- _Written task_
Can you update the material starting at its first line and ending at the line containing "y-tick-8 [348, 124, 383, 129]", rewriting those lines with each "gray-bars" changed to "white-bars" and everything else left unchanged?

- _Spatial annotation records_
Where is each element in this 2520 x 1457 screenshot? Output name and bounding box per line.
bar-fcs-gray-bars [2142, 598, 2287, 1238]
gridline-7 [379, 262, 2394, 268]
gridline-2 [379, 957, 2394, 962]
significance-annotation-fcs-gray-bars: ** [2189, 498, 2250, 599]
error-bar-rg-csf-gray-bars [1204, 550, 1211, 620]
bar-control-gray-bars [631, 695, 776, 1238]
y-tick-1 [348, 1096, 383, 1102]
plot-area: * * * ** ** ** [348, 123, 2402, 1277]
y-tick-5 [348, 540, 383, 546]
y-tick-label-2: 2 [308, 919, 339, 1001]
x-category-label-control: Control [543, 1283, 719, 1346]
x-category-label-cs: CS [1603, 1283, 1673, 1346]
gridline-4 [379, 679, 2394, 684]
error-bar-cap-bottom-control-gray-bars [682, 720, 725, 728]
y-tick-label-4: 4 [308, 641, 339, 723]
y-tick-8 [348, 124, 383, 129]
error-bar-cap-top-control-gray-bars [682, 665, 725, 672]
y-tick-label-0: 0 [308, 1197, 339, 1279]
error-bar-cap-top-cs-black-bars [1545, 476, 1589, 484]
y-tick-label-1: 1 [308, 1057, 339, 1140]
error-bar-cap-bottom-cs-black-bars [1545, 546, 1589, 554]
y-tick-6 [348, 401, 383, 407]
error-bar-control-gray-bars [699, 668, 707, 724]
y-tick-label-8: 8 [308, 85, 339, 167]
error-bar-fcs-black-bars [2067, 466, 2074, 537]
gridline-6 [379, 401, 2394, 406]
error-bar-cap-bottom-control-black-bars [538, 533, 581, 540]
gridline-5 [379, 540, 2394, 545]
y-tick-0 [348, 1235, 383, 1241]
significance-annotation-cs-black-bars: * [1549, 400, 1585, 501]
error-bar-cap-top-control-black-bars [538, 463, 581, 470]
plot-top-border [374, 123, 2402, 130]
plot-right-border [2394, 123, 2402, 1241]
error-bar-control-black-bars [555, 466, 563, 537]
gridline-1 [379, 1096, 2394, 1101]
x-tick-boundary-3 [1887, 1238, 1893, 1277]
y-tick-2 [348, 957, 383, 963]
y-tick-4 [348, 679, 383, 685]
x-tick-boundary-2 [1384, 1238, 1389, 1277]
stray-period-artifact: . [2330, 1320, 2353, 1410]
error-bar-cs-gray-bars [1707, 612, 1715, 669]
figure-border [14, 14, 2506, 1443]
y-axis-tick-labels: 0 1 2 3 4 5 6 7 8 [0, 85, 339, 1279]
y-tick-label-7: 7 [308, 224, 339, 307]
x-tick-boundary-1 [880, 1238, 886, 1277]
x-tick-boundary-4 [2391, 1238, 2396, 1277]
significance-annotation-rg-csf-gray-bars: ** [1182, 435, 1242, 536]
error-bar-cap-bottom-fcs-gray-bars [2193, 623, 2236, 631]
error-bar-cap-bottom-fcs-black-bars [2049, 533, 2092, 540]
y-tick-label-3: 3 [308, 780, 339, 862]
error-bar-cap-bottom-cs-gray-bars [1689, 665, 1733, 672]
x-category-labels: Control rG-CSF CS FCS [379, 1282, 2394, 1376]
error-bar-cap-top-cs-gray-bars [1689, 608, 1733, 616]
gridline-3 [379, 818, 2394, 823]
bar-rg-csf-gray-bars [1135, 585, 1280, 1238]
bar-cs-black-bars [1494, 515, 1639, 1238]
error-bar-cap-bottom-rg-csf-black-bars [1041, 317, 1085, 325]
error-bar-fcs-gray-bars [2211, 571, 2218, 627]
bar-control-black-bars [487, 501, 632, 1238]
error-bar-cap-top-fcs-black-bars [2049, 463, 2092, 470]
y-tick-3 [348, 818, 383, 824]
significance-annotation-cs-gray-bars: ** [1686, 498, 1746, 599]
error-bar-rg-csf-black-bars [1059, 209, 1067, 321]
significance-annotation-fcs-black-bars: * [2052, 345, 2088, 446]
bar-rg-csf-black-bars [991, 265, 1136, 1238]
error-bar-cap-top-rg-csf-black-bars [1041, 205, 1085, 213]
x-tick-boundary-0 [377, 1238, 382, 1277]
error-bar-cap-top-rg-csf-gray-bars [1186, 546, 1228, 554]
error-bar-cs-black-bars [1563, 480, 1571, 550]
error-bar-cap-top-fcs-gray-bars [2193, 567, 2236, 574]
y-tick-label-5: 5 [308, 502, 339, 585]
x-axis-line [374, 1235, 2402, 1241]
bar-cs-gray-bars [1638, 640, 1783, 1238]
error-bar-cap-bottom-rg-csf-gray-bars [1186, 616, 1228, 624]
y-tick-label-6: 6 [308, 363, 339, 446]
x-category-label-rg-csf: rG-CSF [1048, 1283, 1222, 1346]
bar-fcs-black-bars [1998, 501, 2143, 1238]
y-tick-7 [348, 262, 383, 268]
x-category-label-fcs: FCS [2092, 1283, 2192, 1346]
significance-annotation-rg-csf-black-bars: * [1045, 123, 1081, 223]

- _Expected answer_
Where is each element in this 2520 x 1457 screenshot? Output name and bounding box per line.
bar-fcs-white-bars [2142, 598, 2287, 1238]
gridline-7 [379, 262, 2394, 268]
gridline-2 [379, 957, 2394, 962]
significance-annotation-fcs-white-bars: ** [2189, 498, 2250, 599]
error-bar-rg-csf-white-bars [1204, 550, 1211, 620]
bar-control-white-bars [631, 695, 776, 1238]
y-tick-1 [348, 1096, 383, 1102]
plot-area: * * * ** ** ** [348, 123, 2402, 1277]
y-tick-5 [348, 540, 383, 546]
y-tick-label-2: 2 [308, 919, 339, 1001]
x-category-label-control: Control [543, 1283, 719, 1346]
x-category-label-cs: CS [1603, 1283, 1673, 1346]
gridline-4 [379, 679, 2394, 684]
error-bar-cap-bottom-control-white-bars [682, 720, 725, 728]
y-tick-label-4: 4 [308, 641, 339, 723]
y-tick-8 [348, 124, 383, 129]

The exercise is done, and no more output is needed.